# START OF Supplied entries

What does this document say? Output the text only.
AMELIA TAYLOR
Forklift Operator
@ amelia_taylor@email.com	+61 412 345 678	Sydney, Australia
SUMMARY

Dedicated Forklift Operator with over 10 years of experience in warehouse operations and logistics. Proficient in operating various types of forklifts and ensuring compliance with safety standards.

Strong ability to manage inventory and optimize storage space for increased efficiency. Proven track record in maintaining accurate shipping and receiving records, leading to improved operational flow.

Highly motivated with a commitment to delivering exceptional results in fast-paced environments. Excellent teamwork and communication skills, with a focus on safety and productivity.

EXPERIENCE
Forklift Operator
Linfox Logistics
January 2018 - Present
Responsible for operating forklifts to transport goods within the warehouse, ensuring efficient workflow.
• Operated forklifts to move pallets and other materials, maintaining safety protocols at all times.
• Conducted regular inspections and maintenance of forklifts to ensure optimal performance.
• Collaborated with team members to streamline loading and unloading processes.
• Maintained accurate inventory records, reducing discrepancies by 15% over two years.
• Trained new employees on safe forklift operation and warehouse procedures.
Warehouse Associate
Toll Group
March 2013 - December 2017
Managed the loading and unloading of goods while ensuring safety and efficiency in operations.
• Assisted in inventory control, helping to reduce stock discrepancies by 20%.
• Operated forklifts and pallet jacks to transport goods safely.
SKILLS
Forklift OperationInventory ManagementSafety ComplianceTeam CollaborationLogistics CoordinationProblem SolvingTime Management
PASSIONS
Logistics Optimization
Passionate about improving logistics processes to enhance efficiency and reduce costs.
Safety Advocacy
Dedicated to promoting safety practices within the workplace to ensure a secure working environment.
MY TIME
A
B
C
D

# END OF Supplied entries

▶ [Task goal] Return the material in full, exactly as shown.

▶ [Problem solution]
What does this document say? Output the text only.
AMELIA TAYLOR
Forklift Operator
@ amelia_taylor@email.com	+61 412 345 678	Sydney, Australia
SUMMARY

Dedicated Forklift Operator with over 10 years of experience in warehouse operations and logistics. Proficient in operating various types of forklifts and ensuring compliance with safety standards.

Strong ability to manage inventory and optimize storage space for increased efficiency. Proven track record in maintaining accurate shipping and receiving records, leading to improved operational flow.

Highly motivated with a commitment to delivering exceptional results in fast-paced environments. Excellent teamwork and communication skills, with a focus on safety and productivity.

EXPERIENCE
Forklift Operator
Linfox Logistics
January 2018 - Present
Responsible for operating forklifts to transport goods within the warehouse, ensuring efficient workflow.
• Operated forklifts to move pallets and other materials, maintaining safety protocols at all times.
• Conducted regular inspections and maintenance of forklifts to ensure optimal performance.
• Collaborated with team members to streamline loading and unloading processes.
• Maintained accurate inventory records, reducing discrepancies by 15% over two years.
• Trained new employees on safe forklift operation and warehouse procedures.
Warehouse Associate
Toll Group
March 2013 - December 2017
Managed the loading and unloading of goods while ensuring safety and efficiency in operations.
• Assisted in inventory control, helping to reduce stock discrepancies by 20%.
• Operated forklifts and pallet jacks to transport goods safely.
SKILLS
Forklift OperationInventory ManagementSafety ComplianceTeam CollaborationLogistics CoordinationProblem SolvingTime Management
PASSIONS
Logistics Optimization
Passionate about improving logistics processes to enhance efficiency and reduce costs.
Safety Advocacy
Dedicated to promoting safety practices within the workplace to ensure a secure working environment.
MY TIME
A
B
C
D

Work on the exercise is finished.